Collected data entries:
## START

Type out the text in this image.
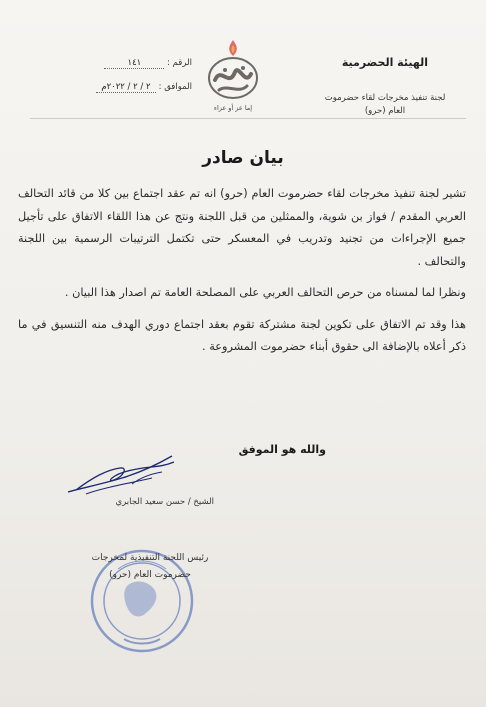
الهيئة الحضرمية
لجنة تنفيذ مخرجات لقاء حضرموت
العام (حرو)
إما عز أو عزاء
الرقم : ١٤١
الموافق : ٢ / ٢ / ٢٠٢٢م
بيان صادر

تشير لجنة تنفيذ مخرجات لقاء حضرموت العام (حرو) انه تم عقد اجتماع بين كلا من قائد التحالف العربي المقدم / فواز بن شوية، والممثلين من قبل اللجنة ونتج عن هذا اللقاء الاتفاق على تأجيل جميع الإجراءات من تجنيد وتدريب في المعسكر حتى تكتمل الترتيبات الرسمية بين اللجنة والتحالف .

ونظرا لما لمسناه من حرص التحالف العربي على المصلحة العامة تم اصدار هذا البيان .

هذا وقد تم الاتفاق على تكوين لجنة مشتركة تقوم بعقد اجتماع دوري الهدف منه التنسيق في ما ذكر أعلاه بالإضافة الى حقوق أبناء حضرموت المشروعة .

والله هو الموفق
الشيخ / حسن سعيد الجابري
رئيس اللجنة التنفيذية لمخرجات
حضرموت العام (حرو)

## END

▶ _THE PROBLEM_
Copy all the records above exactly, but leave out the pictures.

▶ _WORKED ANSWER_
Type out the text in this image.
الهيئة الحضرمية
لجنة تنفيذ مخرجات لقاء حضرموت
العام (حرو)
إما عز أو عزاء
الرقم : ١٤١
الموافق : ٢ / ٢ / ٢٠٢٢م
بيان صادر

تشير لجنة تنفيذ مخرجات لقاء حضرموت العام (حرو) انه تم عقد اجتماع بين كلا من قائد التحالف العربي المقدم / فواز بن شوية، والممثلين من قبل اللجنة ونتج عن هذا اللقاء الاتفاق على تأجيل جميع الإجراءات من تجنيد وتدريب في المعسكر حتى تكتمل الترتيبات الرسمية بين اللجنة والتحالف .

ونظرا لما لمسناه من حرص التحالف العربي على المصلحة العامة تم اصدار هذا البيان .

هذا وقد تم الاتفاق على تكوين لجنة مشتركة تقوم بعقد اجتماع دوري الهدف منه التنسيق في ما ذكر أعلاه بالإضافة الى حقوق أبناء حضرموت المشروعة .

والله هو الموفق
الشيخ / حسن سعيد الجابري
رئيس اللجنة التنفيذية لمخرجات
حضرموت العام (حرو)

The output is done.